Collected data
━━━━━━━━━━━━━━━━

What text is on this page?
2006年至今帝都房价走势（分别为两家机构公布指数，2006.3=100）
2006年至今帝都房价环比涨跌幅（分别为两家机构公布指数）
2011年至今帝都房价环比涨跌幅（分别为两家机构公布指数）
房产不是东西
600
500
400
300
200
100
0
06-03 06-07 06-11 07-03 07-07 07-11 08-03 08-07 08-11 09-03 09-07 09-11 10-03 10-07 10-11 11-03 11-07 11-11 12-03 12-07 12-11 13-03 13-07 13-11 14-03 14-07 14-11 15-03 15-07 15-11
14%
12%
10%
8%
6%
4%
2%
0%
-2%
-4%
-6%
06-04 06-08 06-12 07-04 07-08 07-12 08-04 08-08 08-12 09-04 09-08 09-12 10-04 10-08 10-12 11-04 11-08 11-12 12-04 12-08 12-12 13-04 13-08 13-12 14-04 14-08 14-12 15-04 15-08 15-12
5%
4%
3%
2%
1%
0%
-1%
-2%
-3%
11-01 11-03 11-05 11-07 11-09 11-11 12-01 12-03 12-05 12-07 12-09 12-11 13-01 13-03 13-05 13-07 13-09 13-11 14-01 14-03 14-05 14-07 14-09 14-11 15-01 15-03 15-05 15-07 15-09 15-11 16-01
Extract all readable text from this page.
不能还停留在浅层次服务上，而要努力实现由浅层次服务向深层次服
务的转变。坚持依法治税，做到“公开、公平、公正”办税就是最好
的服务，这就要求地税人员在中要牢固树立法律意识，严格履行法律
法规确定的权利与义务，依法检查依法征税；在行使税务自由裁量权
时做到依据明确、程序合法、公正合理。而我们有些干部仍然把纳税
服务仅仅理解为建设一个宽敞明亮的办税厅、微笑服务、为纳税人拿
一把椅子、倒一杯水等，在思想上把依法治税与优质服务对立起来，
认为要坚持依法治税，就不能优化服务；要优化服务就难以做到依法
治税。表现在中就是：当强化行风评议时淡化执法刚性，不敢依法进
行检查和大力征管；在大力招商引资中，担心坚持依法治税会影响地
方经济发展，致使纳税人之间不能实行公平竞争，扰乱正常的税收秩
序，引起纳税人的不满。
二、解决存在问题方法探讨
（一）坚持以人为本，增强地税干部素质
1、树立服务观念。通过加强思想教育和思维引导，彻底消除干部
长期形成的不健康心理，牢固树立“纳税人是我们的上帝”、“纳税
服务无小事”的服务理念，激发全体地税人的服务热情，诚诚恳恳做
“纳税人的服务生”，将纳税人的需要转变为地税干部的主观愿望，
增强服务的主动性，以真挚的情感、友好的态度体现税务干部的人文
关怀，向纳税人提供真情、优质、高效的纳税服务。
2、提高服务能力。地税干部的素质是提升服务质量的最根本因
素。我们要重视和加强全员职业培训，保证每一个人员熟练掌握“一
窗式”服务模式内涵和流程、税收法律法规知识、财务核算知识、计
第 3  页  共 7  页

━━━━━━━━━━━━━━━━

**Problem:**
Take the entries above and transcribe them exactly.

**Correct output:**
What text is on this page?
2006年至今帝都房价走势（分别为两家机构公布指数，2006.3=100）
2006年至今帝都房价环比涨跌幅（分别为两家机构公布指数）
2011年至今帝都房价环比涨跌幅（分别为两家机构公布指数）
房产不是东西
600
500
400
300
200
100
0
06-03 06-07 06-11 07-03 07-07 07-11 08-03 08-07 08-11 09-03 09-07 09-11 10-03 10-07 10-11 11-03 11-07 11-11 12-03 12-07 12-11 13-03 13-07 13-11 14-03 14-07 14-11 15-03 15-07 15-11
14%
12%
10%
8%
6%
4%
2%
0%
-2%
-4%
-6%
06-04 06-08 06-12 07-04 07-08 07-12 08-04 08-08 08-12 09-04 09-08 09-12 10-04 10-08 10-12 11-04 11-08 11-12 12-04 12-08 12-12 13-04 13-08 13-12 14-04 14-08 14-12 15-04 15-08 15-12
5%
4%
3%
2%
1%
0%
-1%
-2%
-3%
11-01 11-03 11-05 11-07 11-09 11-11 12-01 12-03 12-05 12-07 12-09 12-11 13-01 13-03 13-05 13-07 13-09 13-11 14-01 14-03 14-05 14-07 14-09 14-11 15-01 15-03 15-05 15-07 15-09 15-11 16-01
Extract all readable text from this page.
不能还停留在浅层次服务上，而要努力实现由浅层次服务向深层次服
务的转变。坚持依法治税，做到“公开、公平、公正”办税就是最好
的服务，这就要求地税人员在中要牢固树立法律意识，严格履行法律
法规确定的权利与义务，依法检查依法征税；在行使税务自由裁量权
时做到依据明确、程序合法、公正合理。而我们有些干部仍然把纳税
服务仅仅理解为建设一个宽敞明亮的办税厅、微笑服务、为纳税人拿
一把椅子、倒一杯水等，在思想上把依法治税与优质服务对立起来，
认为要坚持依法治税，就不能优化服务；要优化服务就难以做到依法
治税。表现在中就是：当强化行风评议时淡化执法刚性，不敢依法进
行检查和大力征管；在大力招商引资中，担心坚持依法治税会影响地
方经济发展，致使纳税人之间不能实行公平竞争，扰乱正常的税收秩
序，引起纳税人的不满。
二、解决存在问题方法探讨
（一）坚持以人为本，增强地税干部素质
1、树立服务观念。通过加强思想教育和思维引导，彻底消除干部
长期形成的不健康心理，牢固树立“纳税人是我们的上帝”、“纳税
服务无小事”的服务理念，激发全体地税人的服务热情，诚诚恳恳做
“纳税人的服务生”，将纳税人的需要转变为地税干部的主观愿望，
增强服务的主动性，以真挚的情感、友好的态度体现税务干部的人文
关怀，向纳税人提供真情、优质、高效的纳税服务。
2、提高服务能力。地税干部的素质是提升服务质量的最根本因
素。我们要重视和加强全员职业培训，保证每一个人员熟练掌握“一
窗式”服务模式内涵和流程、税收法律法规知识、财务核算知识、计
第 3  页  共 7  页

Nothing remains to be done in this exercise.